• What the task requires
Across all the records below, how many lines contain "short"? Respond with only the number.

• Data provided
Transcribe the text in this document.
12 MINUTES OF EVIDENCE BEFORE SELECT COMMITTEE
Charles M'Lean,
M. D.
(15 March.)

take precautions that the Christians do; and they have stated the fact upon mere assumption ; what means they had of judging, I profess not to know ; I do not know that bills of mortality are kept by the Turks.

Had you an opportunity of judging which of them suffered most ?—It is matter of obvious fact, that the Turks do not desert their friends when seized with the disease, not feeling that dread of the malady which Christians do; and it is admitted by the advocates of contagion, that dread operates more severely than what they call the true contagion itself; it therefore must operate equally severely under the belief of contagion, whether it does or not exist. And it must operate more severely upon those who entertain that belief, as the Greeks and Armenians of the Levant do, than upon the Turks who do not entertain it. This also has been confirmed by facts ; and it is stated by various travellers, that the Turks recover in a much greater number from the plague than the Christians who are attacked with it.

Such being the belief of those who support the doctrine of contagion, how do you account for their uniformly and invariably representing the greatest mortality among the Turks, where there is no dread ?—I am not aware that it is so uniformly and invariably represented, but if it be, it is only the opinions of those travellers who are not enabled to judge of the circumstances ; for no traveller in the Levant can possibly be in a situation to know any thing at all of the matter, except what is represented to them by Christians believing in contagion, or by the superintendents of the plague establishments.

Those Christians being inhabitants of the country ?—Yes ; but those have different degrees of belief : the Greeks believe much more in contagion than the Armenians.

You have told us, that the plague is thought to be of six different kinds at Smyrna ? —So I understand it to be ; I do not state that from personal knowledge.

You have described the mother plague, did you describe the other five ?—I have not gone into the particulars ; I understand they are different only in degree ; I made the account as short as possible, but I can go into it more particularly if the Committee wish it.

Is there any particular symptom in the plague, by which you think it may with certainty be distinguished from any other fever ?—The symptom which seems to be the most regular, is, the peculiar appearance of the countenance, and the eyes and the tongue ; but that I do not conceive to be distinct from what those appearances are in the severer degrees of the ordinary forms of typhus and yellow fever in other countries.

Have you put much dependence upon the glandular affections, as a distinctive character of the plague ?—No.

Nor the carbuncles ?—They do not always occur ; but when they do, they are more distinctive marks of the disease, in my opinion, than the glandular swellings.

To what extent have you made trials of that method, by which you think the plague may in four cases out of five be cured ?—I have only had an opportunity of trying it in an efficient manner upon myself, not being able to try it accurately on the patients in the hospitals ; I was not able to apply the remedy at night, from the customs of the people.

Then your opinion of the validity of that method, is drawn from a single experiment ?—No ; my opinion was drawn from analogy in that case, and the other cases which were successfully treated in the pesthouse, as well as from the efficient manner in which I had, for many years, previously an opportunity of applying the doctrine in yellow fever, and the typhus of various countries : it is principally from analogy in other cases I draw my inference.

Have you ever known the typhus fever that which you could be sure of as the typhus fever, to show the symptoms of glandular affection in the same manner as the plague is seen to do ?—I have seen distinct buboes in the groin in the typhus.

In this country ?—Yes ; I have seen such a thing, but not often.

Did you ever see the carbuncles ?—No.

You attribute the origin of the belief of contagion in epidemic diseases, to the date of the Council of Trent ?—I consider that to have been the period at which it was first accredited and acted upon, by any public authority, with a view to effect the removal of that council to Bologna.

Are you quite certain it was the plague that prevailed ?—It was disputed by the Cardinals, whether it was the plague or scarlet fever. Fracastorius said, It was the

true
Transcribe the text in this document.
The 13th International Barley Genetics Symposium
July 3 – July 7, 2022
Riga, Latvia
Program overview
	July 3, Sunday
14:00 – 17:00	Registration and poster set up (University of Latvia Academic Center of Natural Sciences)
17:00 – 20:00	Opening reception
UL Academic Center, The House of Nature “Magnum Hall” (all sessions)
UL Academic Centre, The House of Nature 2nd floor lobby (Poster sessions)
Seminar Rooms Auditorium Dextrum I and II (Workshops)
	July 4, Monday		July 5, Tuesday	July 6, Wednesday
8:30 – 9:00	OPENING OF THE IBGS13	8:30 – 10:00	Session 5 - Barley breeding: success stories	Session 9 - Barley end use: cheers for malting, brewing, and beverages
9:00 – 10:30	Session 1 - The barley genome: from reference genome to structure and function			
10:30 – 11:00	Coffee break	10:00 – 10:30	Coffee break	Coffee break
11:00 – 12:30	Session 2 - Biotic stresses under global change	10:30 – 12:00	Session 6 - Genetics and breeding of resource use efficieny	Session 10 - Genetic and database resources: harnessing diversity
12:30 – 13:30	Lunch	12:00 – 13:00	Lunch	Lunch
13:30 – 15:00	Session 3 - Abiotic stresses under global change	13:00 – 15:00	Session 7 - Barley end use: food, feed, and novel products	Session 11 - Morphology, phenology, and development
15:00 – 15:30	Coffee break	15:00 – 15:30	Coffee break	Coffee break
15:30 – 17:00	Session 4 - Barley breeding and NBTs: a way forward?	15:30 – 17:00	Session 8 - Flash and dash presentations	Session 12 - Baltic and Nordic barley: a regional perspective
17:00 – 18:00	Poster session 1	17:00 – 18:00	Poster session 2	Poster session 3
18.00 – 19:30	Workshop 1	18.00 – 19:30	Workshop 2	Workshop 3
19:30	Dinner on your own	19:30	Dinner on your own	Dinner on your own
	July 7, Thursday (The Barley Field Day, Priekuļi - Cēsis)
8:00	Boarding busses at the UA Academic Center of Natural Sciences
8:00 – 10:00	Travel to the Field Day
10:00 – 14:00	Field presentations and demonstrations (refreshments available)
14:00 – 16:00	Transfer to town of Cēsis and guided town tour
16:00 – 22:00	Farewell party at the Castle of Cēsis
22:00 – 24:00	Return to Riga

--

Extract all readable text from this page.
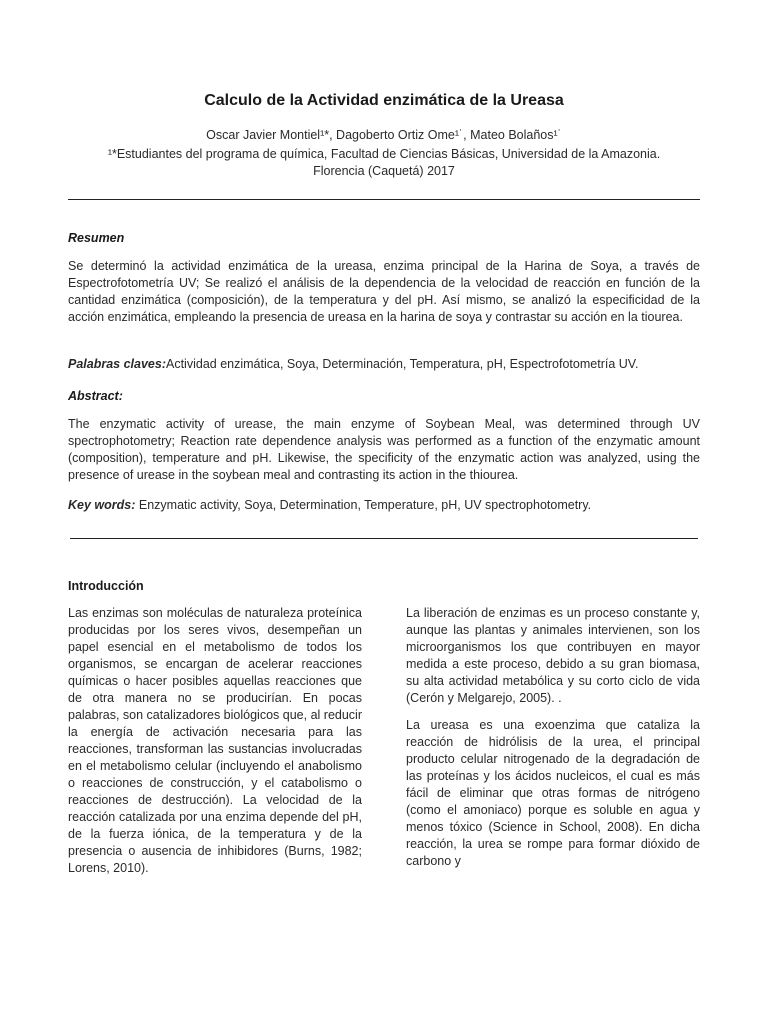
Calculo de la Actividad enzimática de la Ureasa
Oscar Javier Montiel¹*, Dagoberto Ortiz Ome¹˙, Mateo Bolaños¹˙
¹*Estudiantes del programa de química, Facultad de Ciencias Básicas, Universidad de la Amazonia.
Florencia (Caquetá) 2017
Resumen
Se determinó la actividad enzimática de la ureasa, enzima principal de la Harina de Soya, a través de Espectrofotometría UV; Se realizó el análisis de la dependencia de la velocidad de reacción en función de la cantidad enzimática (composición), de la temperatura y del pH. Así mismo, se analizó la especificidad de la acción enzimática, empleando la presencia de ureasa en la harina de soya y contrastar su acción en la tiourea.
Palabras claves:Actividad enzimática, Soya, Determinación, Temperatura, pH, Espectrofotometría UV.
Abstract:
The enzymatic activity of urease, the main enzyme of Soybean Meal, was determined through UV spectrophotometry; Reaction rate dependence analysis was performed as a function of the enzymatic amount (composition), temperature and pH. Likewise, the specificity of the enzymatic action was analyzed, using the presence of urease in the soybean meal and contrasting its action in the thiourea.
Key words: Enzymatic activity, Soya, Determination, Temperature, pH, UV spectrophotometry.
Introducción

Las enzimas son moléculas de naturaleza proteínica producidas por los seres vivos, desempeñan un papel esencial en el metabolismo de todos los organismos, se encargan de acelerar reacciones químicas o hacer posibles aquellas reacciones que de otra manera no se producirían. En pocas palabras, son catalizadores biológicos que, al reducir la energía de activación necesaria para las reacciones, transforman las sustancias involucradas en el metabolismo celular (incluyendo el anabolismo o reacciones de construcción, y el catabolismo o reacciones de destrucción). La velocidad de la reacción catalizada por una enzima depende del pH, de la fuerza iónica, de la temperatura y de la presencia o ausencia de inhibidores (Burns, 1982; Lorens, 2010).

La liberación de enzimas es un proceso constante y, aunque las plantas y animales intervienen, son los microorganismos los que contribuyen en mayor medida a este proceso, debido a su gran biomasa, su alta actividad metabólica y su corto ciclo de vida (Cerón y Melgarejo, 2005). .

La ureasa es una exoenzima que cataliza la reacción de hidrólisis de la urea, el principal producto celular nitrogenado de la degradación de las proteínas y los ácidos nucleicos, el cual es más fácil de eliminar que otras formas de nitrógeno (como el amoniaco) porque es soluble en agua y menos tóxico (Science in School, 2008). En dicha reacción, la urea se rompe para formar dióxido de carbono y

---

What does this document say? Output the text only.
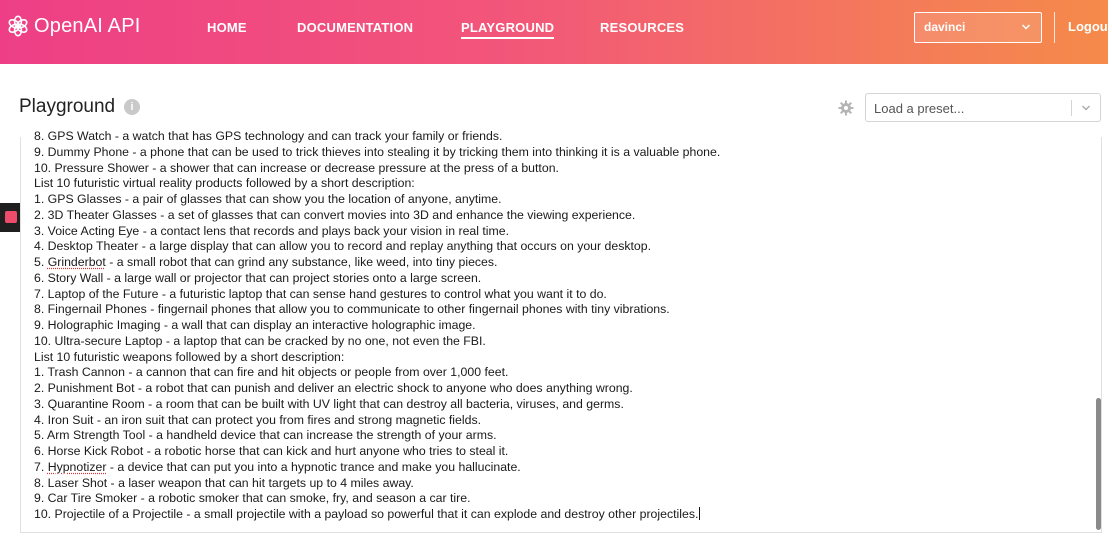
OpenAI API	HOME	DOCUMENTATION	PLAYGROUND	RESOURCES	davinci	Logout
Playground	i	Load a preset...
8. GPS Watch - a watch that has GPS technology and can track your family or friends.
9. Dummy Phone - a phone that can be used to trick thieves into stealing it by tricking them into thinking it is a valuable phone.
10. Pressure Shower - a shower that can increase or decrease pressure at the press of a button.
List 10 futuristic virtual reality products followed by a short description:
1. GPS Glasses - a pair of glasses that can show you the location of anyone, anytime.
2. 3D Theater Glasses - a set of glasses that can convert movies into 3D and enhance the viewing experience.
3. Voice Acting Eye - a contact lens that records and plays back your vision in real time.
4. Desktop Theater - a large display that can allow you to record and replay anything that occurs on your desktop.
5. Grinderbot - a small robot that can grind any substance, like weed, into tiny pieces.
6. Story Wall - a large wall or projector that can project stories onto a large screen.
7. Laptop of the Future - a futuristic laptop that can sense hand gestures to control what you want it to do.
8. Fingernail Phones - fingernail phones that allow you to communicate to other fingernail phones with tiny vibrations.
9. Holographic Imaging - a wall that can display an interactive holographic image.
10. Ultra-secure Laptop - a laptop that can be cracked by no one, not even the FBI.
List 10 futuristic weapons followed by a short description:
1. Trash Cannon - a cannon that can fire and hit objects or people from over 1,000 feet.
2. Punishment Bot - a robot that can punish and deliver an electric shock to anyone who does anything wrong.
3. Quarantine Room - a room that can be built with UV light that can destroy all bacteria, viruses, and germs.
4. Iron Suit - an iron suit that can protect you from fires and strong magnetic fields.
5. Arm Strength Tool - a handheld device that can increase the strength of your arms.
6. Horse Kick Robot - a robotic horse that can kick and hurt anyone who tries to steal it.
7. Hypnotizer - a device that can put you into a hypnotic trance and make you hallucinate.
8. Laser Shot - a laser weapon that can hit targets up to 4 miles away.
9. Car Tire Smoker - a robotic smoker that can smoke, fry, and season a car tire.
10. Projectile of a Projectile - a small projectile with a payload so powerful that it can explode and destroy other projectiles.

• Response to this exercise
3